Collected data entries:
-----

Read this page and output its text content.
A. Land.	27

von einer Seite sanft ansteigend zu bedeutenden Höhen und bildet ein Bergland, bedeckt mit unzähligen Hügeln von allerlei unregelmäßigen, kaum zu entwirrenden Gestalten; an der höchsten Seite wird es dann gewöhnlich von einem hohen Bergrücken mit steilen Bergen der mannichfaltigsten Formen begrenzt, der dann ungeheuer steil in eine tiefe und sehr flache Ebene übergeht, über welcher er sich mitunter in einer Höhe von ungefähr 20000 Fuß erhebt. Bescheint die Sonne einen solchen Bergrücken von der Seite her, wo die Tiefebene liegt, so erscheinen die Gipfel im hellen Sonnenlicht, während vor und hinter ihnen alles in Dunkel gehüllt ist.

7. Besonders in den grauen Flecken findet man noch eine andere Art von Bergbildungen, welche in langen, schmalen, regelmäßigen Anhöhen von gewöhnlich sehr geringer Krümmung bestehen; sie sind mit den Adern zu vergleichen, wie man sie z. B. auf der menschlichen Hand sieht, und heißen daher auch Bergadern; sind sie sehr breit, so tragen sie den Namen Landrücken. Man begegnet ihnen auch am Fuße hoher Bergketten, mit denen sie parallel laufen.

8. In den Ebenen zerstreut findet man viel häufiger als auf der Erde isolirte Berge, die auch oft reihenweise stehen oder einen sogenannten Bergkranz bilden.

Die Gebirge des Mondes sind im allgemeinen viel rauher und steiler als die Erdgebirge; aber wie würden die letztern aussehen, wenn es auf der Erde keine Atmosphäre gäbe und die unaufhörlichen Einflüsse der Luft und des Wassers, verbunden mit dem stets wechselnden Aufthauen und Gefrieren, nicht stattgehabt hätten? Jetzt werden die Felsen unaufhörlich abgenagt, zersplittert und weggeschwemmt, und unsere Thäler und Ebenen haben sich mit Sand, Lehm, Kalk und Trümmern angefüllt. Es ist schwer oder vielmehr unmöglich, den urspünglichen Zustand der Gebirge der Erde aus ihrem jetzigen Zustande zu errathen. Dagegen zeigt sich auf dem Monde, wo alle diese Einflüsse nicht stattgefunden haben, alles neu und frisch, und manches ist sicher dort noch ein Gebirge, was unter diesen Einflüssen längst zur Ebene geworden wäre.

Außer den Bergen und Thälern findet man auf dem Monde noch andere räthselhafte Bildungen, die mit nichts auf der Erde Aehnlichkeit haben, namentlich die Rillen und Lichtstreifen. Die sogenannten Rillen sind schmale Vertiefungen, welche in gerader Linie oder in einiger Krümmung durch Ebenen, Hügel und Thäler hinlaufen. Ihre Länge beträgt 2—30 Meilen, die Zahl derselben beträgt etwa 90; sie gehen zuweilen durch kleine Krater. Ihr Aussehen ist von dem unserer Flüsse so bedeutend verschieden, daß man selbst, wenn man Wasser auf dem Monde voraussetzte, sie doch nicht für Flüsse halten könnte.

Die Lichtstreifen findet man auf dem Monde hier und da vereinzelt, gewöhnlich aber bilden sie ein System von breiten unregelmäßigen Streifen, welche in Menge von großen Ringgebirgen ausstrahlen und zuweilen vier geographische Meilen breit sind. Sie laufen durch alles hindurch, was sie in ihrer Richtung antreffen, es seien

-----

#### Problem requirements:
Take every line that includes the string "Meilen" and copy it.

#### Exercise output:
Außer den Bergen und Thälern findet man auf dem Monde noch andere räthselhafte Bildungen, die mit nichts auf der Erde Aehnlichkeit haben, namentlich die Rillen und Lichtstreifen. Die sogenannten Rillen sind schmale Vertiefungen, welche in gerader Linie oder in einiger Krümmung durch Ebenen, Hügel und Thäler hinlaufen. Ihre Länge beträgt 2—30 Meilen, die Zahl derselben beträgt etwa 90; sie gehen zuweilen durch kleine Krater. Ihr Aussehen ist von dem unserer Flüsse so bedeutend verschieden, daß man selbst, wenn man Wasser auf dem Monde voraussetzte, sie doch nicht für Flüsse halten könnte.
Die Lichtstreifen findet man auf dem Monde hier und da vereinzelt, gewöhnlich aber bilden sie ein System von breiten unregelmäßigen Streifen, welche in Menge von großen Ringgebirgen ausstrahlen und zuweilen vier geographische Meilen breit sind. Sie laufen durch alles hindurch, was sie in ihrer Richtung antreffen, es seien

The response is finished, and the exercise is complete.